▸ AIM OF THE TASK: Copy out all of the material, matching it word for word.

▸ MATERIAL FOR THIS TASK:
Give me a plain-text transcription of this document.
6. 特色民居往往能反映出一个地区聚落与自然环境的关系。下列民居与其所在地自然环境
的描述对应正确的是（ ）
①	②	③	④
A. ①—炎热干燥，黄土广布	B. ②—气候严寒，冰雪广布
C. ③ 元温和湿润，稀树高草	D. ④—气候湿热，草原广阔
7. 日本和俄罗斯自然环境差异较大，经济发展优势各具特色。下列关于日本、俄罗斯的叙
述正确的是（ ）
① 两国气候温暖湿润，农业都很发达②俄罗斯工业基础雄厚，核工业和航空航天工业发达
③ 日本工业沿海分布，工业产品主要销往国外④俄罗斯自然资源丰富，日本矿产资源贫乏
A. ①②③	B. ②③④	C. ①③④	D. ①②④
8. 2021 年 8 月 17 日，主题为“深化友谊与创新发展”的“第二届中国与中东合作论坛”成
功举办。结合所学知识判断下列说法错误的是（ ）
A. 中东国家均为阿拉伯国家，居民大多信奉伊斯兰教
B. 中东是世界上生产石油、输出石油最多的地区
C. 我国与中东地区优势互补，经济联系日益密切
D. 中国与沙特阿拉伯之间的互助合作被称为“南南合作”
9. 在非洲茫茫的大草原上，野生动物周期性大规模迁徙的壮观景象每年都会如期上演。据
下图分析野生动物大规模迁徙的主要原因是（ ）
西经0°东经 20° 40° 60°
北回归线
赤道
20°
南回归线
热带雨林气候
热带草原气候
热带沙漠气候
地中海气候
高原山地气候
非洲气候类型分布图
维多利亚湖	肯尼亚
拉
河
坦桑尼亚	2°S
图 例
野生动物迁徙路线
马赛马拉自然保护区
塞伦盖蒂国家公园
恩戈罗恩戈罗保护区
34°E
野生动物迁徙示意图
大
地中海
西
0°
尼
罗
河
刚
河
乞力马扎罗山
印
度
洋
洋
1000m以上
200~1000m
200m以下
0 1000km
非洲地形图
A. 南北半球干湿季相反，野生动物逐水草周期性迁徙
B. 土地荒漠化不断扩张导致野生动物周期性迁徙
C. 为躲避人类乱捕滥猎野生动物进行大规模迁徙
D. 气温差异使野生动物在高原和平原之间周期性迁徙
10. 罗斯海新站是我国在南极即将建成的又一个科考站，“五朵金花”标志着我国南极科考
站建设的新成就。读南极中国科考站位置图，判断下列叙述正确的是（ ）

▸ OUTPUT:
Give me a plain-text transcription of this document.
6. 特色民居往往能反映出一个地区聚落与自然环境的关系。下列民居与其所在地自然环境
的描述对应正确的是（ ）
①	②	③	④
A. ①—炎热干燥，黄土广布	B. ②—气候严寒，冰雪广布
C. ③ 元温和湿润，稀树高草	D. ④—气候湿热，草原广阔
7. 日本和俄罗斯自然环境差异较大，经济发展优势各具特色。下列关于日本、俄罗斯的叙
述正确的是（ ）
① 两国气候温暖湿润，农业都很发达②俄罗斯工业基础雄厚，核工业和航空航天工业发达
③ 日本工业沿海分布，工业产品主要销往国外④俄罗斯自然资源丰富，日本矿产资源贫乏
A. ①②③	B. ②③④	C. ①③④	D. ①②④
8. 2021 年 8 月 17 日，主题为“深化友谊与创新发展”的“第二届中国与中东合作论坛”成
功举办。结合所学知识判断下列说法错误的是（ ）
A. 中东国家均为阿拉伯国家，居民大多信奉伊斯兰教
B. 中东是世界上生产石油、输出石油最多的地区
C. 我国与中东地区优势互补，经济联系日益密切
D. 中国与沙特阿拉伯之间的互助合作被称为“南南合作”
9. 在非洲茫茫的大草原上，野生动物周期性大规模迁徙的壮观景象每年都会如期上演。据
下图分析野生动物大规模迁徙的主要原因是（ ）
西经0°东经 20° 40° 60°
北回归线
赤道
20°
南回归线
热带雨林气候
热带草原气候
热带沙漠气候
地中海气候
高原山地气候
非洲气候类型分布图
维多利亚湖	肯尼亚
拉
河
坦桑尼亚	2°S
图 例
野生动物迁徙路线
马赛马拉自然保护区
塞伦盖蒂国家公园
恩戈罗恩戈罗保护区
34°E
野生动物迁徙示意图
大
地中海
西
0°
尼
罗
河
刚
河
乞力马扎罗山
印
度
洋
洋
1000m以上
200~1000m
200m以下
0 1000km
非洲地形图
A. 南北半球干湿季相反，野生动物逐水草周期性迁徙
B. 土地荒漠化不断扩张导致野生动物周期性迁徙
C. 为躲避人类乱捕滥猎野生动物进行大规模迁徙
D. 气温差异使野生动物在高原和平原之间周期性迁徙
10. 罗斯海新站是我国在南极即将建成的又一个科考站，“五朵金花”标志着我国南极科考
站建设的新成就。读南极中国科考站位置图，判断下列叙述正确的是（ ）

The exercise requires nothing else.